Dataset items

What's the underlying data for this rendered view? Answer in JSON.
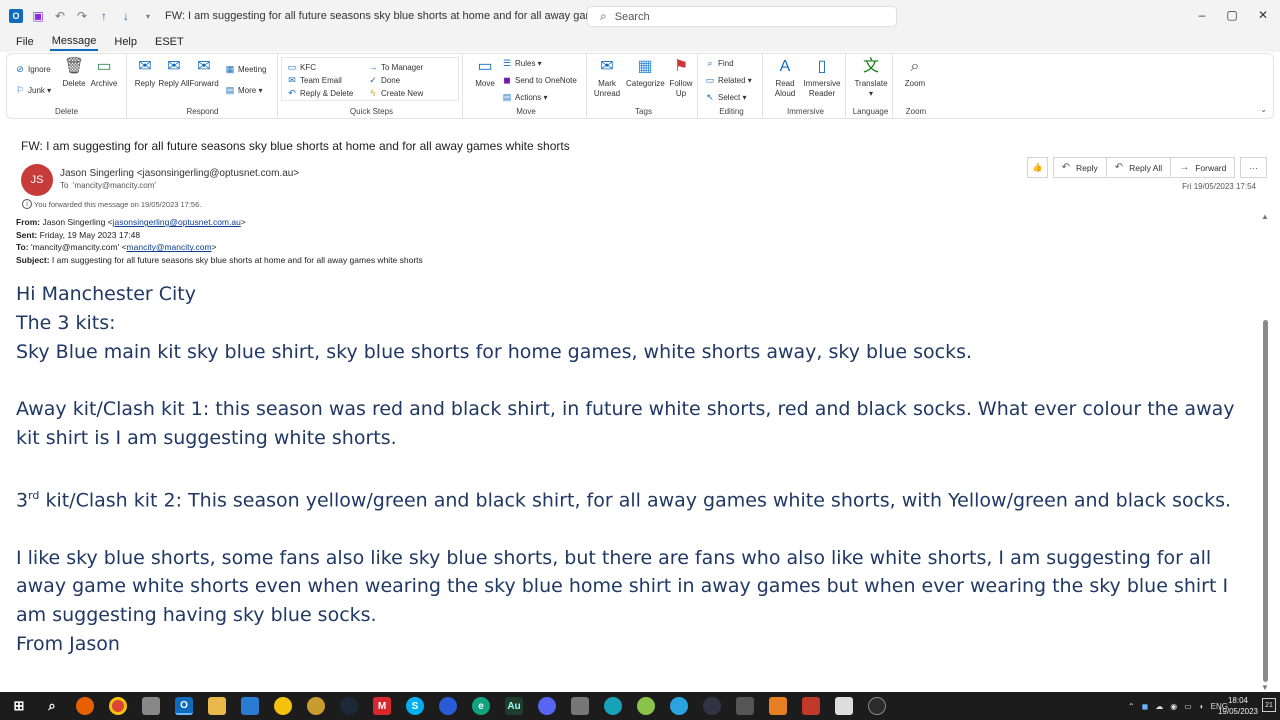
{
  "window": {
    "title": "FW: I am suggesting for all future seasons sky blue shorts at home and for all away games white shorts  -  Message (HT...",
    "search_placeholder": "Search",
    "app_icon": "O"
  },
  "menu": [
    "File",
    "Message",
    "Help",
    "ESET"
  ],
  "ribbon": {
    "delete": {
      "label": "Delete",
      "ignore": "Ignore",
      "junk": "Junk",
      "delete": "Delete",
      "archive": "Archive"
    },
    "respond": {
      "label": "Respond",
      "reply": "Reply",
      "reply_all": "Reply All",
      "forward": "Forward",
      "meeting": "Meeting",
      "more": "More"
    },
    "quick_steps": {
      "label": "Quick Steps",
      "items": [
        "KFC",
        "Team Email",
        "Reply & Delete",
        "To Manager",
        "Done",
        "Create New"
      ]
    },
    "move": {
      "label": "Move",
      "move": "Move",
      "rules": "Rules",
      "onenote": "Send to OneNote",
      "actions": "Actions"
    },
    "tags": {
      "label": "Tags",
      "mark_unread": "Mark Unread",
      "categorize": "Categorize",
      "follow_up": "Follow Up"
    },
    "editing": {
      "label": "Editing",
      "find": "Find",
      "related": "Related",
      "select": "Select"
    },
    "immersive": {
      "label": "Immersive",
      "read_aloud": "Read Aloud",
      "immersive_reader": "Immersive Reader"
    },
    "language": {
      "label": "Language",
      "translate": "Translate"
    },
    "zoom": {
      "label": "Zoom",
      "zoom": "Zoom"
    }
  },
  "message": {
    "subject": "FW: I am suggesting for all future seasons sky blue shorts at home and for all away games white shorts",
    "avatar_initials": "JS",
    "sender": "Jason Singerling <jasonsingerling@optusnet.com.au>",
    "to_label": "To",
    "to": "'mancity@mancity.com'",
    "forwarded_note": "You forwarded this message on 19/05/2023 17:56.",
    "datetime": "Fri 19/05/2023 17:54",
    "actions": {
      "reply": "Reply",
      "reply_all": "Reply All",
      "forward": "Forward",
      "more": "···"
    }
  },
  "forwarded_headers": {
    "from_label": "From:",
    "from_name": "Jason Singerling <",
    "from_email": "jasonsingerling@optusnet.com.au",
    "from_close": ">",
    "sent_label": "Sent:",
    "sent": "Friday, 19 May 2023 17:48",
    "to_label": "To:",
    "to_name": "'mancity@mancity.com' <",
    "to_email": "mancity@mancity.com",
    "to_close": ">",
    "subject_label": "Subject:",
    "subject": "I am suggesting for all future seasons sky blue shorts at home and for all away games white shorts"
  },
  "body": {
    "greeting": "Hi Manchester City",
    "kits_intro": "The 3 kits:",
    "kit1": "Sky Blue main kit sky blue shirt, sky blue shorts for home games, white shorts away, sky blue socks.",
    "kit2": "Away kit/Clash kit 1: this season was red and black shirt, in future white shorts, red and black socks. What ever colour the away kit shirt is I am suggesting white shorts.",
    "kit3_num": "3",
    "kit3_sup": "rd",
    "kit3": " kit/Clash kit 2: This season yellow/green and black shirt, for all away games white shorts, with Yellow/green and black socks.",
    "closing": "I like sky blue shorts, some fans also like sky blue shorts, but there are fans who also like white shorts, I am suggesting for all away game white shorts even when wearing the sky blue home shirt in away games but when ever wearing the sky blue shirt I am suggesting having sky blue socks.",
    "signoff": "From Jason"
  },
  "taskbar": {
    "icons": [
      "windows-start",
      "search",
      "firefox",
      "chrome",
      "media",
      "outlook",
      "file-explorer",
      "app-blue",
      "app-yellow",
      "app-gold",
      "steam",
      "mega",
      "skype",
      "bluetooth",
      "edge",
      "audition",
      "discord",
      "app-grey",
      "app-teal",
      "app-green",
      "telegram",
      "app-dark",
      "app-settings",
      "app-slides",
      "app-red",
      "app-notes",
      "app-active"
    ],
    "tray_lang": "ENG",
    "time": "18:04",
    "date": "19/05/2023",
    "notifications": "21"
  }
}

__WORK INSTRUCTIONS__
In your copy, repeat each record exactly and include no pictures.

__EXERCISE SOLUTION__
What's the underlying data for this rendered view? Answer in JSON.
{
  "window": {
    "title": "FW: I am suggesting for all future seasons sky blue shorts at home and for all away games white shorts  -  Message (HT...",
    "search_placeholder": "Search",
    "app_icon": "O"
  },
  "menu": [
    "File",
    "Message",
    "Help",
    "ESET"
  ],
  "ribbon": {
    "delete": {
      "label": "Delete",
      "ignore": "Ignore",
      "junk": "Junk",
      "delete": "Delete",
      "archive": "Archive"
    },
    "respond": {
      "label": "Respond",
      "reply": "Reply",
      "reply_all": "Reply All",
      "forward": "Forward",
      "meeting": "Meeting",
      "more": "More"
    },
    "quick_steps": {
      "label": "Quick Steps",
      "items": [
        "KFC",
        "Team Email",
        "Reply & Delete",
        "To Manager",
        "Done",
        "Create New"
      ]
    },
    "move": {
      "label": "Move",
      "move": "Move",
      "rules": "Rules",
      "onenote": "Send to OneNote",
      "actions": "Actions"
    },
    "tags": {
      "label": "Tags",
      "mark_unread": "Mark Unread",
      "categorize": "Categorize",
      "follow_up": "Follow Up"
    },
    "editing": {
      "label": "Editing",
      "find": "Find",
      "related": "Related",
      "select": "Select"
    },
    "immersive": {
      "label": "Immersive",
      "read_aloud": "Read Aloud",
      "immersive_reader": "Immersive Reader"
    },
    "language": {
      "label": "Language",
      "translate": "Translate"
    },
    "zoom": {
      "label": "Zoom",
      "zoom": "Zoom"
    }
  },
  "message": {
    "subject": "FW: I am suggesting for all future seasons sky blue shorts at home and for all away games white shorts",
    "avatar_initials": "JS",
    "sender": "Jason Singerling <jasonsingerling@optusnet.com.au>",
    "to_label": "To",
    "to": "'mancity@mancity.com'",
    "forwarded_note": "You forwarded this message on 19/05/2023 17:56.",
    "datetime": "Fri 19/05/2023 17:54",
    "actions": {
      "reply": "Reply",
      "reply_all": "Reply All",
      "forward": "Forward",
      "more": "···"
    }
  },
  "forwarded_headers": {
    "from_label": "From:",
    "from_name": "Jason Singerling <",
    "from_email": "jasonsingerling@optusnet.com.au",
    "from_close": ">",
    "sent_label": "Sent:",
    "sent": "Friday, 19 May 2023 17:48",
    "to_label": "To:",
    "to_name": "'mancity@mancity.com' <",
    "to_email": "mancity@mancity.com",
    "to_close": ">",
    "subject_label": "Subject:",
    "subject": "I am suggesting for all future seasons sky blue shorts at home and for all away games white shorts"
  },
  "body": {
    "greeting": "Hi Manchester City",
    "kits_intro": "The 3 kits:",
    "kit1": "Sky Blue main kit sky blue shirt, sky blue shorts for home games, white shorts away, sky blue socks.",
    "kit2": "Away kit/Clash kit 1: this season was red and black shirt, in future white shorts, red and black socks. What ever colour the away kit shirt is I am suggesting white shorts.",
    "kit3_num": "3",
    "kit3_sup": "rd",
    "kit3": " kit/Clash kit 2: This season yellow/green and black shirt, for all away games white shorts, with Yellow/green and black socks.",
    "closing": "I like sky blue shorts, some fans also like sky blue shorts, but there are fans who also like white shorts, I am suggesting for all away game white shorts even when wearing the sky blue home shirt in away games but when ever wearing the sky blue shirt I am suggesting having sky blue socks.",
    "signoff": "From Jason"
  },
  "taskbar": {
    "icons": [
      "windows-start",
      "search",
      "firefox",
      "chrome",
      "media",
      "outlook",
      "file-explorer",
      "app-blue",
      "app-yellow",
      "app-gold",
      "steam",
      "mega",
      "skype",
      "bluetooth",
      "edge",
      "audition",
      "discord",
      "app-grey",
      "app-teal",
      "app-green",
      "telegram",
      "app-dark",
      "app-settings",
      "app-slides",
      "app-red",
      "app-notes",
      "app-active"
    ],
    "tray_lang": "ENG",
    "time": "18:04",
    "date": "19/05/2023",
    "notifications": "21"
  }
}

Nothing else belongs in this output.